** START OF Data in this exercise **

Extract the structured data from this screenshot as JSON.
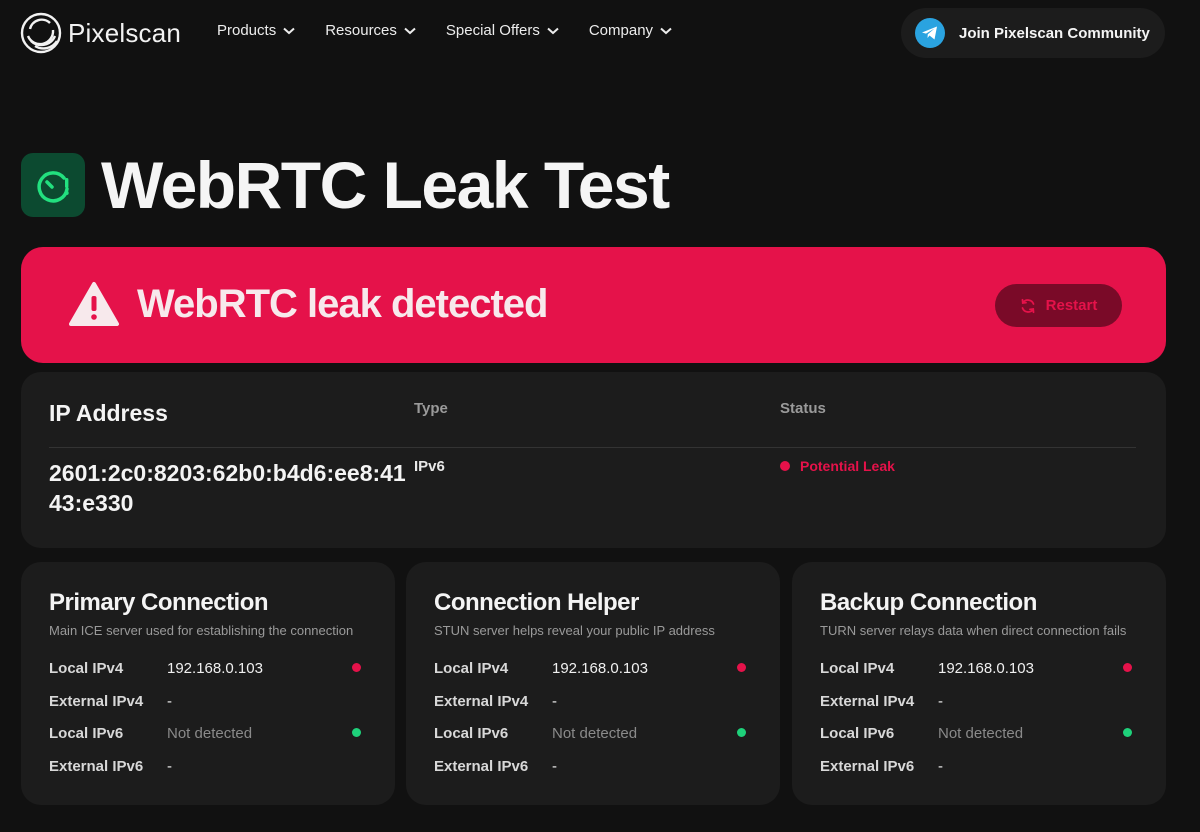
{
  "brand": {
    "name": "Pixelscan"
  },
  "nav": [
    {
      "label": "Products"
    },
    {
      "label": "Resources"
    },
    {
      "label": "Special Offers"
    },
    {
      "label": "Company"
    }
  ],
  "community_button": {
    "label": "Join Pixelscan Community"
  },
  "page": {
    "title": "WebRTC Leak Test"
  },
  "alert": {
    "text": "WebRTC leak detected",
    "restart_label": "Restart",
    "color": "#e5124a"
  },
  "ip_table": {
    "headers": {
      "ip": "IP Address",
      "type": "Type",
      "status": "Status"
    },
    "rows": [
      {
        "ip": "2601:2c0:8203:62b0:b4d6:ee8:4143:e330",
        "type": "IPv6",
        "status": "Potential Leak"
      }
    ]
  },
  "connections": [
    {
      "title": "Primary Connection",
      "description": "Main ICE server used for establishing the connection",
      "rows": [
        {
          "label": "Local IPv4",
          "value": "192.168.0.103",
          "indicator": "red"
        },
        {
          "label": "External IPv4",
          "value": "-",
          "indicator": "none"
        },
        {
          "label": "Local IPv6",
          "value": "Not detected",
          "indicator": "green"
        },
        {
          "label": "External IPv6",
          "value": "-",
          "indicator": "none"
        }
      ]
    },
    {
      "title": "Connection Helper",
      "description": "STUN server helps reveal your public IP address",
      "rows": [
        {
          "label": "Local IPv4",
          "value": "192.168.0.103",
          "indicator": "red"
        },
        {
          "label": "External IPv4",
          "value": "-",
          "indicator": "none"
        },
        {
          "label": "Local IPv6",
          "value": "Not detected",
          "indicator": "green"
        },
        {
          "label": "External IPv6",
          "value": "-",
          "indicator": "none"
        }
      ]
    },
    {
      "title": "Backup Connection",
      "description": "TURN server relays data when direct connection fails",
      "rows": [
        {
          "label": "Local IPv4",
          "value": "192.168.0.103",
          "indicator": "red"
        },
        {
          "label": "External IPv4",
          "value": "-",
          "indicator": "none"
        },
        {
          "label": "Local IPv6",
          "value": "Not detected",
          "indicator": "green"
        },
        {
          "label": "External IPv6",
          "value": "-",
          "indicator": "none"
        }
      ]
    }
  ],
  "colors": {
    "background": "#111111",
    "card": "#1c1c1c",
    "danger": "#e5124a",
    "success": "#1ed17a",
    "icon_bg": "#0c4a30"
  },
  "icons": [
    "pixelscan-logo-icon",
    "chevron-down-icon",
    "telegram-icon",
    "leak-gauge-icon",
    "warning-icon",
    "refresh-icon"
  ]
}
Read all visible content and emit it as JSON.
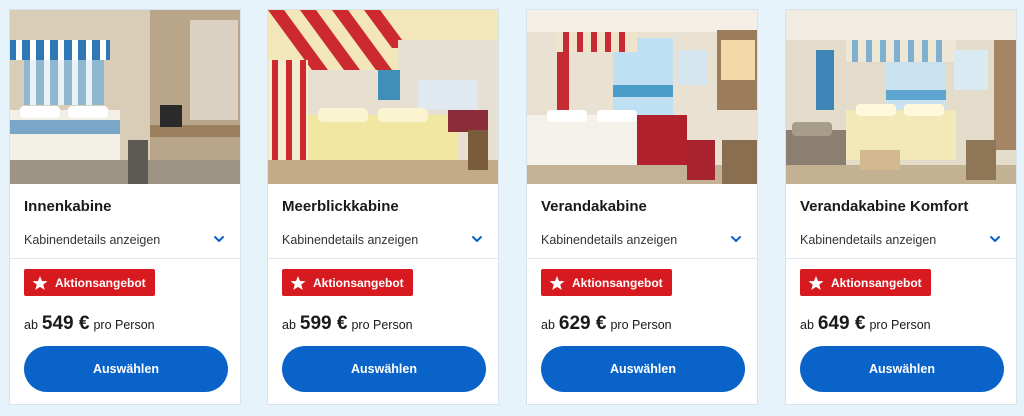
{
  "cabins": [
    {
      "title": "Innenkabine",
      "details_label": "Kabinendetails anzeigen",
      "badge_label": "Aktionsangebot",
      "price_prefix": "ab",
      "price": "549 €",
      "price_suffix": "pro Person",
      "button_label": "Auswählen"
    },
    {
      "title": "Meerblickkabine",
      "details_label": "Kabinendetails anzeigen",
      "badge_label": "Aktionsangebot",
      "price_prefix": "ab",
      "price": "599 €",
      "price_suffix": "pro Person",
      "button_label": "Auswählen"
    },
    {
      "title": "Verandakabine",
      "details_label": "Kabinendetails anzeigen",
      "badge_label": "Aktionsangebot",
      "price_prefix": "ab",
      "price": "629 €",
      "price_suffix": "pro Person",
      "button_label": "Auswählen"
    },
    {
      "title": "Verandakabine Komfort",
      "details_label": "Kabinendetails anzeigen",
      "badge_label": "Aktionsangebot",
      "price_prefix": "ab",
      "price": "649 €",
      "price_suffix": "pro Person",
      "button_label": "Auswählen"
    }
  ],
  "colors": {
    "page_background": "#e6f3fb",
    "accent_blue": "#0a63c9",
    "badge_red": "#d71920"
  },
  "icons": {
    "chevron": "chevron-down-icon",
    "badge": "star-icon"
  }
}
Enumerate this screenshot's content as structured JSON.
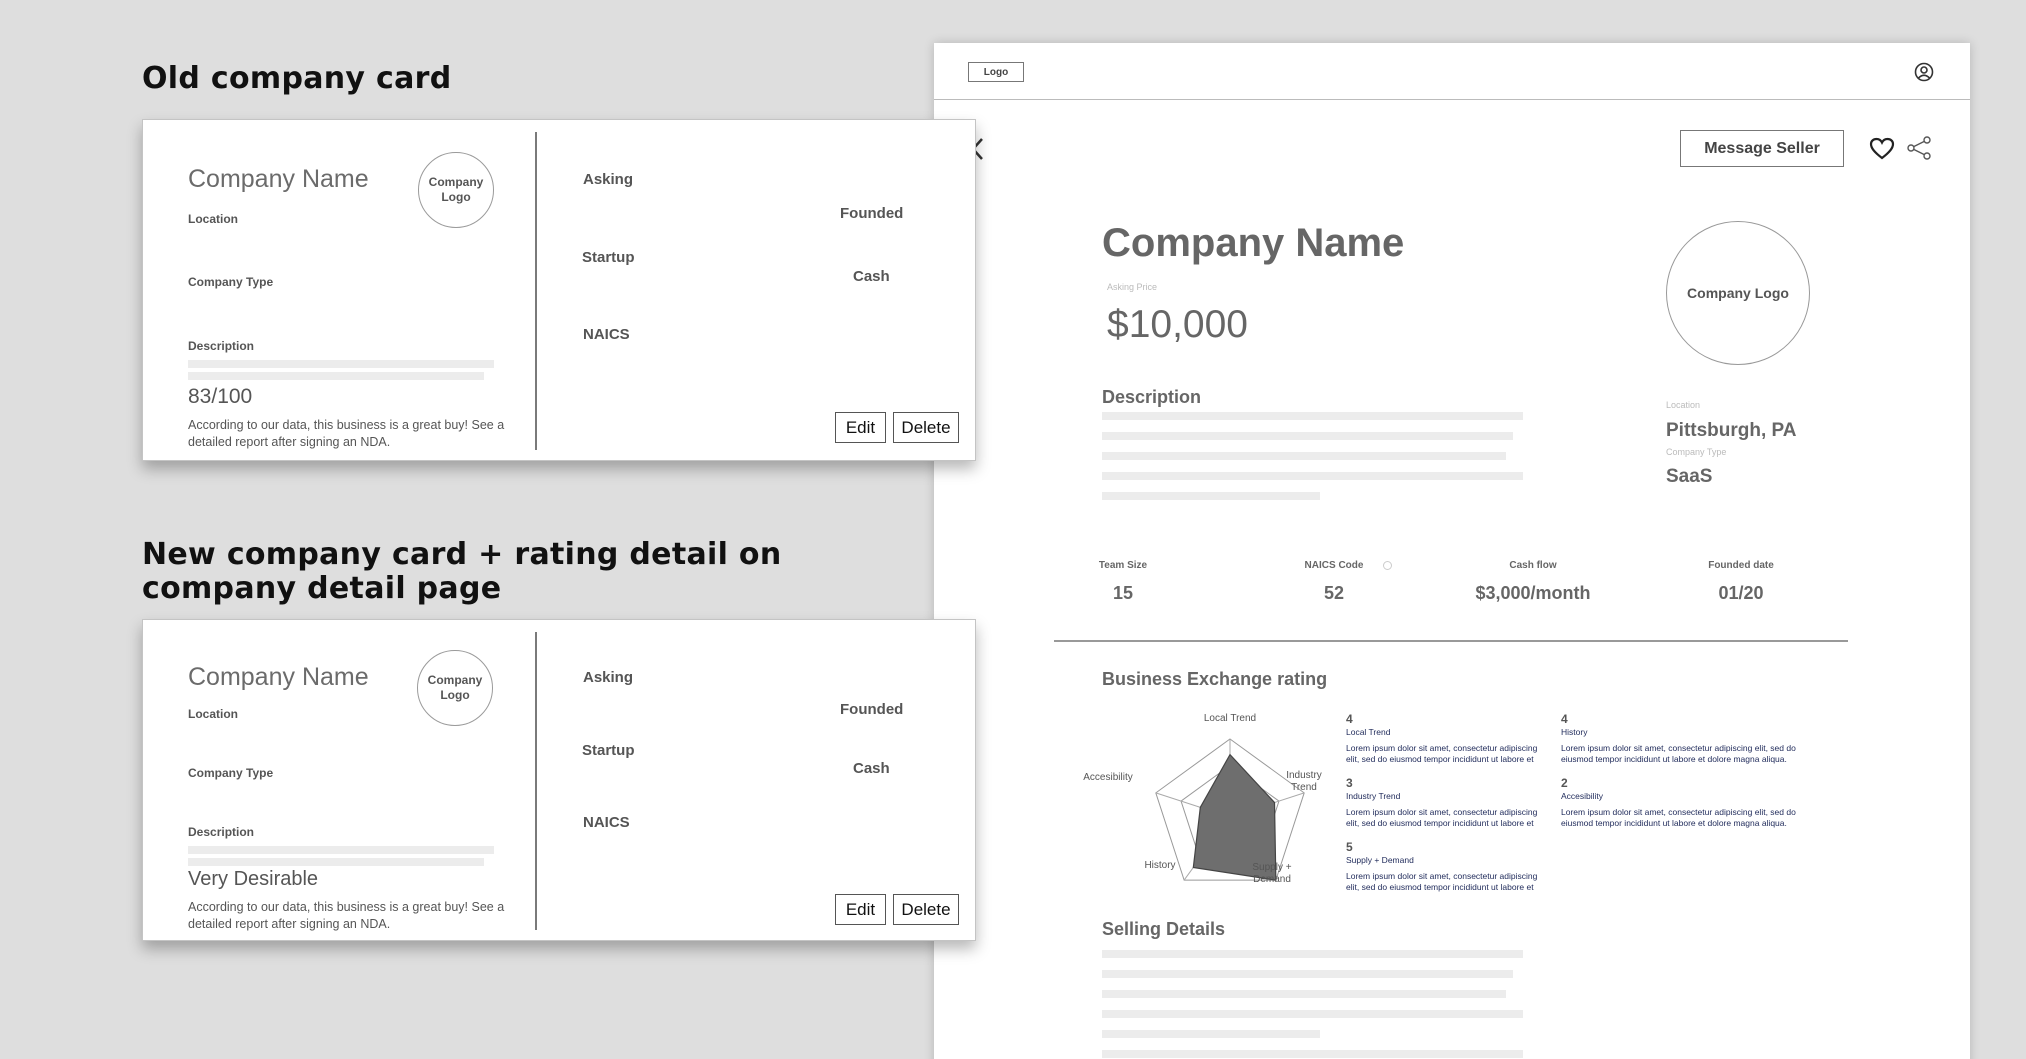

** END OF Data in this exercise **

▶ _Problem statement_
Give back each entry exactly as it appears, with no pictures.

▶ _Completed task_
Extract the structured data from this screenshot as JSON.
{
  "brand": {
    "name": "Pixelscan"
  },
  "nav": [
    {
      "label": "Products"
    },
    {
      "label": "Resources"
    },
    {
      "label": "Special Offers"
    },
    {
      "label": "Company"
    }
  ],
  "community_button": {
    "label": "Join Pixelscan Community"
  },
  "page": {
    "title": "WebRTC Leak Test"
  },
  "alert": {
    "text": "WebRTC leak detected",
    "restart_label": "Restart",
    "color": "#e5124a"
  },
  "ip_table": {
    "headers": {
      "ip": "IP Address",
      "type": "Type",
      "status": "Status"
    },
    "rows": [
      {
        "ip": "2601:2c0:8203:62b0:b4d6:ee8:4143:e330",
        "type": "IPv6",
        "status": "Potential Leak"
      }
    ]
  },
  "connections": [
    {
      "title": "Primary Connection",
      "description": "Main ICE server used for establishing the connection",
      "rows": [
        {
          "label": "Local IPv4",
          "value": "192.168.0.103",
          "indicator": "red"
        },
        {
          "label": "External IPv4",
          "value": "-",
          "indicator": "none"
        },
        {
          "label": "Local IPv6",
          "value": "Not detected",
          "indicator": "green"
        },
        {
          "label": "External IPv6",
          "value": "-",
          "indicator": "none"
        }
      ]
    },
    {
      "title": "Connection Helper",
      "description": "STUN server helps reveal your public IP address",
      "rows": [
        {
          "label": "Local IPv4",
          "value": "192.168.0.103",
          "indicator": "red"
        },
        {
          "label": "External IPv4",
          "value": "-",
          "indicator": "none"
        },
        {
          "label": "Local IPv6",
          "value": "Not detected",
          "indicator": "green"
        },
        {
          "label": "External IPv6",
          "value": "-",
          "indicator": "none"
        }
      ]
    },
    {
      "title": "Backup Connection",
      "description": "TURN server relays data when direct connection fails",
      "rows": [
        {
          "label": "Local IPv4",
          "value": "192.168.0.103",
          "indicator": "red"
        },
        {
          "label": "External IPv4",
          "value": "-",
          "indicator": "none"
        },
        {
          "label": "Local IPv6",
          "value": "Not detected",
          "indicator": "green"
        },
        {
          "label": "External IPv6",
          "value": "-",
          "indicator": "none"
        }
      ]
    }
  ],
  "colors": {
    "background": "#111111",
    "card": "#1c1c1c",
    "danger": "#e5124a",
    "success": "#1ed17a",
    "icon_bg": "#0c4a30"
  },
  "icons": [
    "pixelscan-logo-icon",
    "chevron-down-icon",
    "telegram-icon",
    "leak-gauge-icon",
    "warning-icon",
    "refresh-icon"
  ]
}
Read all visible content and emit it as JSON.
{
  "cabins": [
    {
      "title": "Innenkabine",
      "details_label": "Kabinendetails anzeigen",
      "badge_label": "Aktionsangebot",
      "price_prefix": "ab",
      "price": "549 €",
      "price_suffix": "pro Person",
      "button_label": "Auswählen"
    },
    {
      "title": "Meerblickkabine",
      "details_label": "Kabinendetails anzeigen",
      "badge_label": "Aktionsangebot",
      "price_prefix": "ab",
      "price": "599 €",
      "price_suffix": "pro Person",
      "button_label": "Auswählen"
    },
    {
      "title": "Verandakabine",
      "details_label": "Kabinendetails anzeigen",
      "badge_label": "Aktionsangebot",
      "price_prefix": "ab",
      "price": "629 €",
      "price_suffix": "pro Person",
      "button_label": "Auswählen"
    },
    {
      "title": "Verandakabine Komfort",
      "details_label": "Kabinendetails anzeigen",
      "badge_label": "Aktionsangebot",
      "price_prefix": "ab",
      "price": "649 €",
      "price_suffix": "pro Person",
      "button_label": "Auswählen"
    }
  ],
  "colors": {
    "page_background": "#e6f3fb",
    "accent_blue": "#0a63c9",
    "badge_red": "#d71920"
  },
  "icons": {
    "chevron": "chevron-down-icon",
    "badge": "star-icon"
  }
}
Enumerate this screenshot's content as structured JSON.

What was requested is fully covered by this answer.